(Dataset items)
------------------------

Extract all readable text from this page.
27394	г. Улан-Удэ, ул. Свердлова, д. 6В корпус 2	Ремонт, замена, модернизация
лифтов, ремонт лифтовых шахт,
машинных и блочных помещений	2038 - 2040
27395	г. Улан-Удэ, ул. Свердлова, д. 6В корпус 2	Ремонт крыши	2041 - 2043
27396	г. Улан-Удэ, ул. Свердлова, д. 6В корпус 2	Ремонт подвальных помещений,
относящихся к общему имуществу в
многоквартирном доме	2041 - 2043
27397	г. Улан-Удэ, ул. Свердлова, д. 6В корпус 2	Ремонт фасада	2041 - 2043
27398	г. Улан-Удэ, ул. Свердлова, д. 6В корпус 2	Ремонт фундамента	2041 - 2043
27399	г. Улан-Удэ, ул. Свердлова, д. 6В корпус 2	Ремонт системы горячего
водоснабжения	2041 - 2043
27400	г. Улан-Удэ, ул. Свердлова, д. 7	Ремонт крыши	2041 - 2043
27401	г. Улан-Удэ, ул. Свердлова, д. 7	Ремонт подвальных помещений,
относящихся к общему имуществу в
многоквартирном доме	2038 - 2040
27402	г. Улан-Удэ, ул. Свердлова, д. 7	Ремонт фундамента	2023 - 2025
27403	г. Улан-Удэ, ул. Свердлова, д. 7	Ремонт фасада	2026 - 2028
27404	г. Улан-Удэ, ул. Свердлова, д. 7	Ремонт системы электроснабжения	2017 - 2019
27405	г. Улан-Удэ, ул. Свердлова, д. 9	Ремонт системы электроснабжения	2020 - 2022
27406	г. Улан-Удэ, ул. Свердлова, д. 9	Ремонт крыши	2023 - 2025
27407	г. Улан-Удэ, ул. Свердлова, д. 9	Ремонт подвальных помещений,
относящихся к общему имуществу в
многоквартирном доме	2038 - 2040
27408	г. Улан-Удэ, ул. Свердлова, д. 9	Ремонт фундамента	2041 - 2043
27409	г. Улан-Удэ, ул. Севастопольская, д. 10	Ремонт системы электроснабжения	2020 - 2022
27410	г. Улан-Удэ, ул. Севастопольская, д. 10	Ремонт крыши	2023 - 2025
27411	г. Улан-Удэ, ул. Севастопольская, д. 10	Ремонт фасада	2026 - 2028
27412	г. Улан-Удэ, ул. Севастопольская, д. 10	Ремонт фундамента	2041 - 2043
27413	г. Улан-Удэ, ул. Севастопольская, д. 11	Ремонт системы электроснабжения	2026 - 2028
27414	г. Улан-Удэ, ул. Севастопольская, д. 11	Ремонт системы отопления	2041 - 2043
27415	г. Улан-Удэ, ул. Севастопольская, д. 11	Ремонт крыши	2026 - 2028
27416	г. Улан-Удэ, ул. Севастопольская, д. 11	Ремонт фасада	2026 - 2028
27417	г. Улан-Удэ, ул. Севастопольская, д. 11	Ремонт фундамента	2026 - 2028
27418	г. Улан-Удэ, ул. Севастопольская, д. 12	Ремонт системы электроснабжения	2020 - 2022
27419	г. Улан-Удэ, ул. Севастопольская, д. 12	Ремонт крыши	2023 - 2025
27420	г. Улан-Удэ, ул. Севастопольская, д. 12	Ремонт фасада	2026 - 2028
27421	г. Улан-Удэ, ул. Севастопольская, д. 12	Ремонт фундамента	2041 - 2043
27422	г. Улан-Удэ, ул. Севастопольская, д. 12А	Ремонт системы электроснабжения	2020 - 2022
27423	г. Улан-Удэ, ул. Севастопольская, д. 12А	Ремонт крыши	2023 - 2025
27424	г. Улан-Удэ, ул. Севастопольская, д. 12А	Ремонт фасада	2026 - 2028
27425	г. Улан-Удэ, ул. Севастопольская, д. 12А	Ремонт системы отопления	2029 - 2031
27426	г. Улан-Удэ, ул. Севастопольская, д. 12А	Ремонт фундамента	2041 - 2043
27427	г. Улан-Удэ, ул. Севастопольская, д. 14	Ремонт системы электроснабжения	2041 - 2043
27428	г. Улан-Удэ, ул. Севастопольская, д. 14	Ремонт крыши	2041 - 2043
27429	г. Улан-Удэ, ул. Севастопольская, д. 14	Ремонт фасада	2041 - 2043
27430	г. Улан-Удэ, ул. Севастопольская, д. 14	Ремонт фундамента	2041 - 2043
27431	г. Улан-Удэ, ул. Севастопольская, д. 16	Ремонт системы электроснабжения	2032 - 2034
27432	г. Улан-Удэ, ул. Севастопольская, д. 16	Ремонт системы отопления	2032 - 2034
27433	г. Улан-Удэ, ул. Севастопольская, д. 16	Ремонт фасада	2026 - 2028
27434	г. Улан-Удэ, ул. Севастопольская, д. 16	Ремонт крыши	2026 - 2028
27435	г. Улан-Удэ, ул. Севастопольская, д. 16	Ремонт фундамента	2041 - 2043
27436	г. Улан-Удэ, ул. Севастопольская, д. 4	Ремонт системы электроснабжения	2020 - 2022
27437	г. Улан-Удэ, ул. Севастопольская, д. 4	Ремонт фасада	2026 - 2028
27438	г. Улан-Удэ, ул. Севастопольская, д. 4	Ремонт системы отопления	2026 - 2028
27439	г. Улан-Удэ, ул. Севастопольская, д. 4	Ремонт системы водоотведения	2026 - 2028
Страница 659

------------------------

*OBJECTIVE*
Reproduce the entire listing word for word.

*PROBLEM SOLUTION*
Extract all readable text from this page.
27394	г. Улан-Удэ, ул. Свердлова, д. 6В корпус 2	Ремонт, замена, модернизация
лифтов, ремонт лифтовых шахт,
машинных и блочных помещений	2038 - 2040
27395	г. Улан-Удэ, ул. Свердлова, д. 6В корпус 2	Ремонт крыши	2041 - 2043
27396	г. Улан-Удэ, ул. Свердлова, д. 6В корпус 2	Ремонт подвальных помещений,
относящихся к общему имуществу в
многоквартирном доме	2041 - 2043
27397	г. Улан-Удэ, ул. Свердлова, д. 6В корпус 2	Ремонт фасада	2041 - 2043
27398	г. Улан-Удэ, ул. Свердлова, д. 6В корпус 2	Ремонт фундамента	2041 - 2043
27399	г. Улан-Удэ, ул. Свердлова, д. 6В корпус 2	Ремонт системы горячего
водоснабжения	2041 - 2043
27400	г. Улан-Удэ, ул. Свердлова, д. 7	Ремонт крыши	2041 - 2043
27401	г. Улан-Удэ, ул. Свердлова, д. 7	Ремонт подвальных помещений,
относящихся к общему имуществу в
многоквартирном доме	2038 - 2040
27402	г. Улан-Удэ, ул. Свердлова, д. 7	Ремонт фундамента	2023 - 2025
27403	г. Улан-Удэ, ул. Свердлова, д. 7	Ремонт фасада	2026 - 2028
27404	г. Улан-Удэ, ул. Свердлова, д. 7	Ремонт системы электроснабжения	2017 - 2019
27405	г. Улан-Удэ, ул. Свердлова, д. 9	Ремонт системы электроснабжения	2020 - 2022
27406	г. Улан-Удэ, ул. Свердлова, д. 9	Ремонт крыши	2023 - 2025
27407	г. Улан-Удэ, ул. Свердлова, д. 9	Ремонт подвальных помещений,
относящихся к общему имуществу в
многоквартирном доме	2038 - 2040
27408	г. Улан-Удэ, ул. Свердлова, д. 9	Ремонт фундамента	2041 - 2043
27409	г. Улан-Удэ, ул. Севастопольская, д. 10	Ремонт системы электроснабжения	2020 - 2022
27410	г. Улан-Удэ, ул. Севастопольская, д. 10	Ремонт крыши	2023 - 2025
27411	г. Улан-Удэ, ул. Севастопольская, д. 10	Ремонт фасада	2026 - 2028
27412	г. Улан-Удэ, ул. Севастопольская, д. 10	Ремонт фундамента	2041 - 2043
27413	г. Улан-Удэ, ул. Севастопольская, д. 11	Ремонт системы электроснабжения	2026 - 2028
27414	г. Улан-Удэ, ул. Севастопольская, д. 11	Ремонт системы отопления	2041 - 2043
27415	г. Улан-Удэ, ул. Севастопольская, д. 11	Ремонт крыши	2026 - 2028
27416	г. Улан-Удэ, ул. Севастопольская, д. 11	Ремонт фасада	2026 - 2028
27417	г. Улан-Удэ, ул. Севастопольская, д. 11	Ремонт фундамента	2026 - 2028
27418	г. Улан-Удэ, ул. Севастопольская, д. 12	Ремонт системы электроснабжения	2020 - 2022
27419	г. Улан-Удэ, ул. Севастопольская, д. 12	Ремонт крыши	2023 - 2025
27420	г. Улан-Удэ, ул. Севастопольская, д. 12	Ремонт фасада	2026 - 2028
27421	г. Улан-Удэ, ул. Севастопольская, д. 12	Ремонт фундамента	2041 - 2043
27422	г. Улан-Удэ, ул. Севастопольская, д. 12А	Ремонт системы электроснабжения	2020 - 2022
27423	г. Улан-Удэ, ул. Севастопольская, д. 12А	Ремонт крыши	2023 - 2025
27424	г. Улан-Удэ, ул. Севастопольская, д. 12А	Ремонт фасада	2026 - 2028
27425	г. Улан-Удэ, ул. Севастопольская, д. 12А	Ремонт системы отопления	2029 - 2031
27426	г. Улан-Удэ, ул. Севастопольская, д. 12А	Ремонт фундамента	2041 - 2043
27427	г. Улан-Удэ, ул. Севастопольская, д. 14	Ремонт системы электроснабжения	2041 - 2043
27428	г. Улан-Удэ, ул. Севастопольская, д. 14	Ремонт крыши	2041 - 2043
27429	г. Улан-Удэ, ул. Севастопольская, д. 14	Ремонт фасада	2041 - 2043
27430	г. Улан-Удэ, ул. Севастопольская, д. 14	Ремонт фундамента	2041 - 2043
27431	г. Улан-Удэ, ул. Севастопольская, д. 16	Ремонт системы электроснабжения	2032 - 2034
27432	г. Улан-Удэ, ул. Севастопольская, д. 16	Ремонт системы отопления	2032 - 2034
27433	г. Улан-Удэ, ул. Севастопольская, д. 16	Ремонт фасада	2026 - 2028
27434	г. Улан-Удэ, ул. Севастопольская, д. 16	Ремонт крыши	2026 - 2028
27435	г. Улан-Удэ, ул. Севастопольская, д. 16	Ремонт фундамента	2041 - 2043
27436	г. Улан-Удэ, ул. Севастопольская, д. 4	Ремонт системы электроснабжения	2020 - 2022
27437	г. Улан-Удэ, ул. Севастопольская, д. 4	Ремонт фасада	2026 - 2028
27438	г. Улан-Удэ, ул. Севастопольская, д. 4	Ремонт системы отопления	2026 - 2028
27439	г. Улан-Удэ, ул. Севастопольская, д. 4	Ремонт системы водоотведения	2026 - 2028
Страница 659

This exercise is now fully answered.